▸ Task to carry out
Emit the line that holds "Convert this screenshot" and all lines following it through the end of the data, verbatim, and nothing else.

▸ Items from a data source
======

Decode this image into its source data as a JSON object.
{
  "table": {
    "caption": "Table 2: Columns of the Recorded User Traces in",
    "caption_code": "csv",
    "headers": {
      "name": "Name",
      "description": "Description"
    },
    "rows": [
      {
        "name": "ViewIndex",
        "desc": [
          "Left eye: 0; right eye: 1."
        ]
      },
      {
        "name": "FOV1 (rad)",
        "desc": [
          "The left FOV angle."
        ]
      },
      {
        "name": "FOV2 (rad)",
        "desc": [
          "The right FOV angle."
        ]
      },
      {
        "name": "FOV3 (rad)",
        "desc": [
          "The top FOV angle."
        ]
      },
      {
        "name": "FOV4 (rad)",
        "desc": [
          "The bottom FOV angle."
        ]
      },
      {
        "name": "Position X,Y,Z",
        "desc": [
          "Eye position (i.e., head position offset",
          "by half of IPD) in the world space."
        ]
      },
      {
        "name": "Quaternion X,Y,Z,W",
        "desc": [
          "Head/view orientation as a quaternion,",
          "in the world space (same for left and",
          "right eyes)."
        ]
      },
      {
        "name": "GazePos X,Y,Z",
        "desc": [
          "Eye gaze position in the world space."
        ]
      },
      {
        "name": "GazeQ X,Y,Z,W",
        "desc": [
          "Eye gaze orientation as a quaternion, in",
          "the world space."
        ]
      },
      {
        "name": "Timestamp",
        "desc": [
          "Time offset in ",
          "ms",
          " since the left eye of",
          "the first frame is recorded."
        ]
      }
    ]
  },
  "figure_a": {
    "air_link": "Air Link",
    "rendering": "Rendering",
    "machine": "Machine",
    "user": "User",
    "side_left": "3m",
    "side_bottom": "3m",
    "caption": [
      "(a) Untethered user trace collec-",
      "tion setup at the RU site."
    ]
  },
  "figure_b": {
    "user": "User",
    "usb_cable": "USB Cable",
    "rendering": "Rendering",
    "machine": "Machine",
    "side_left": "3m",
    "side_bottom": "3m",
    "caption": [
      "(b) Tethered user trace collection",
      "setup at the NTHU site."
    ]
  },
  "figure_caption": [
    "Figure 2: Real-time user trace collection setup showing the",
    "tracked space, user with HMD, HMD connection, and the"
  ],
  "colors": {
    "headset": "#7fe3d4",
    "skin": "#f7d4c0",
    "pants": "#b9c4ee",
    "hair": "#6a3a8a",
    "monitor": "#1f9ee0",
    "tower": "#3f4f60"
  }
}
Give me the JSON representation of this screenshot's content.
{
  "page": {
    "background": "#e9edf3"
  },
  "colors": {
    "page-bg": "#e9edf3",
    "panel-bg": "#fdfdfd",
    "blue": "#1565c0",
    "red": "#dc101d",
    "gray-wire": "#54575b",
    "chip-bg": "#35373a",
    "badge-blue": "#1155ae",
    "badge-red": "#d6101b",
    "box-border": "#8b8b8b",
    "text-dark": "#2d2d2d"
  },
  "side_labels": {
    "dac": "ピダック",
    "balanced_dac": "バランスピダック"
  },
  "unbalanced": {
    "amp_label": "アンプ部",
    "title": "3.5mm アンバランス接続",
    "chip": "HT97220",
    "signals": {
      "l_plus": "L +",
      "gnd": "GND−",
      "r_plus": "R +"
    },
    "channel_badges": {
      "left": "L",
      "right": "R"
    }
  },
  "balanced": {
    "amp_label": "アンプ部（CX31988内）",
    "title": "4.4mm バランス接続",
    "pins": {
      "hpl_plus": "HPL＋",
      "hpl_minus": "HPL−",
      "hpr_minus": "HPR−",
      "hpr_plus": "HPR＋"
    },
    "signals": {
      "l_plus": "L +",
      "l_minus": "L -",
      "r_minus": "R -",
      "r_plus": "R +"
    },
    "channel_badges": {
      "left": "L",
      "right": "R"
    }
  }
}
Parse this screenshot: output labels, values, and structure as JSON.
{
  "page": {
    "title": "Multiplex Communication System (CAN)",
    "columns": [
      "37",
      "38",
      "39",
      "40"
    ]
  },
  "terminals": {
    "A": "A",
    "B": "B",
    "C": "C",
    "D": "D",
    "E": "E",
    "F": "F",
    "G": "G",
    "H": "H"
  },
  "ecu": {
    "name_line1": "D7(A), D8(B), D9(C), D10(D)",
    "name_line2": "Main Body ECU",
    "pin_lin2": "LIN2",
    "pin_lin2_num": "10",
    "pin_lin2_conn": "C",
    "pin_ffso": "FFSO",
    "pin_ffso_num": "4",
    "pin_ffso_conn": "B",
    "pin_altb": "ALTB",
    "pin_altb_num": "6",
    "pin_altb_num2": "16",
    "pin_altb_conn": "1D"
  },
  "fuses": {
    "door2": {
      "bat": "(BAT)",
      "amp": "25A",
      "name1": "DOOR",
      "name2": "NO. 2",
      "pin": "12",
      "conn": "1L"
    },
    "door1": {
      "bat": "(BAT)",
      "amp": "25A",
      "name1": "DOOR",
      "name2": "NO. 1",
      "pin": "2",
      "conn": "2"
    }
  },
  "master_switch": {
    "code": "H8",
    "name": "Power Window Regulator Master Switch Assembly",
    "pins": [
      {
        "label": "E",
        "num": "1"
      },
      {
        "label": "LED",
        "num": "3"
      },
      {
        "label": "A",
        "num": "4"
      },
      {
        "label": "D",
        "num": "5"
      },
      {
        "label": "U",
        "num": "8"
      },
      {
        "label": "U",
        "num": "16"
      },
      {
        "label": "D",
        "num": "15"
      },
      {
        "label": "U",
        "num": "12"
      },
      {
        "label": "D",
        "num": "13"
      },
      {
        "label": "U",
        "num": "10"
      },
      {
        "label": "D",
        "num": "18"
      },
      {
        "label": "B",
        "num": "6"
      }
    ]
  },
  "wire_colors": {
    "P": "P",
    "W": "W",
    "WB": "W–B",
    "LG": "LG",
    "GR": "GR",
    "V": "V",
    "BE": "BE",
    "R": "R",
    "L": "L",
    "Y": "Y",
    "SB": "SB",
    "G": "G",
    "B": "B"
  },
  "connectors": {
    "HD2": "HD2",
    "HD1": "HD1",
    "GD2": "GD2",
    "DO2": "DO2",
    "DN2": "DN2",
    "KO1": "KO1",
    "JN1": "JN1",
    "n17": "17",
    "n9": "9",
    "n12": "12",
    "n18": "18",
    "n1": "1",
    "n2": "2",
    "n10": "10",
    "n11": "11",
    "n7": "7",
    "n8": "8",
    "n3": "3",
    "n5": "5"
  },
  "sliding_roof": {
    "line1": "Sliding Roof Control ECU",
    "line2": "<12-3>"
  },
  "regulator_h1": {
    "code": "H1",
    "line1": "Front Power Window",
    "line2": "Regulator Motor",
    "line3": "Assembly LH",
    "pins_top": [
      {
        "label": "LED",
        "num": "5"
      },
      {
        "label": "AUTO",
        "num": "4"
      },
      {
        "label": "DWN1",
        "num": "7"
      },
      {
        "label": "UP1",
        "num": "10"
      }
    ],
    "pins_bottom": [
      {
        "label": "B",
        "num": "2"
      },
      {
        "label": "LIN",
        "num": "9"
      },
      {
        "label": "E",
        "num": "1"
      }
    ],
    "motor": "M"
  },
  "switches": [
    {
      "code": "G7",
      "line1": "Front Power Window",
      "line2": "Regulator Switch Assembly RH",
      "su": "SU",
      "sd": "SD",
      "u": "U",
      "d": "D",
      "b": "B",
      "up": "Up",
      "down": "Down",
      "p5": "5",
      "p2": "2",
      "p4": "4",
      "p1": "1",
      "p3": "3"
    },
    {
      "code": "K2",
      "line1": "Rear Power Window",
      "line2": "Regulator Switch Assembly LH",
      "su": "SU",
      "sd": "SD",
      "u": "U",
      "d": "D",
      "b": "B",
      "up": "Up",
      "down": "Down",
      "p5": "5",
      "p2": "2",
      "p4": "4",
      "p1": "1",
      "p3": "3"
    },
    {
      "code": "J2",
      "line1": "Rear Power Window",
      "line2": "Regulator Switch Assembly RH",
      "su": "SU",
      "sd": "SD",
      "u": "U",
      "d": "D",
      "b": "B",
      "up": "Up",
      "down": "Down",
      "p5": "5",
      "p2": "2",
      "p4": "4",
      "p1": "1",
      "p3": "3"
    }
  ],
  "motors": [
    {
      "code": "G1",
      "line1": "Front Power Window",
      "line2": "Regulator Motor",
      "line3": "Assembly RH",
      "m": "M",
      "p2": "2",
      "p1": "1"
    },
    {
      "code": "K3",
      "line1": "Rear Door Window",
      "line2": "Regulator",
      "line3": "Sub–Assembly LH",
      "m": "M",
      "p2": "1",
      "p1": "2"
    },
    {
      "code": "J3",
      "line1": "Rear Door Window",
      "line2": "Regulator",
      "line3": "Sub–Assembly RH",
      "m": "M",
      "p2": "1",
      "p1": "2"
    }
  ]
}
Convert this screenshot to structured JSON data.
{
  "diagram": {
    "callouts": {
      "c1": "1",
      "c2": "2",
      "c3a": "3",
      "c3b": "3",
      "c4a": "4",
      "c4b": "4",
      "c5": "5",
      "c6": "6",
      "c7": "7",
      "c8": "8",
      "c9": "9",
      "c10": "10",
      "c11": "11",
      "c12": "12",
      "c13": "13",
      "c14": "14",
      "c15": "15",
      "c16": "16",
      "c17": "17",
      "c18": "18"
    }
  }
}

======

▸ Full output
Convert this screenshot to structured JSON data.
{
  "diagram": {
    "callouts": {
      "c1": "1",
      "c2": "2",
      "c3a": "3",
      "c3b": "3",
      "c4a": "4",
      "c4b": "4",
      "c5": "5",
      "c6": "6",
      "c7": "7",
      "c8": "8",
      "c9": "9",
      "c10": "10",
      "c11": "11",
      "c12": "12",
      "c13": "13",
      "c14": "14",
      "c15": "15",
      "c16": "16",
      "c17": "17",
      "c18": "18"
    }
  }
}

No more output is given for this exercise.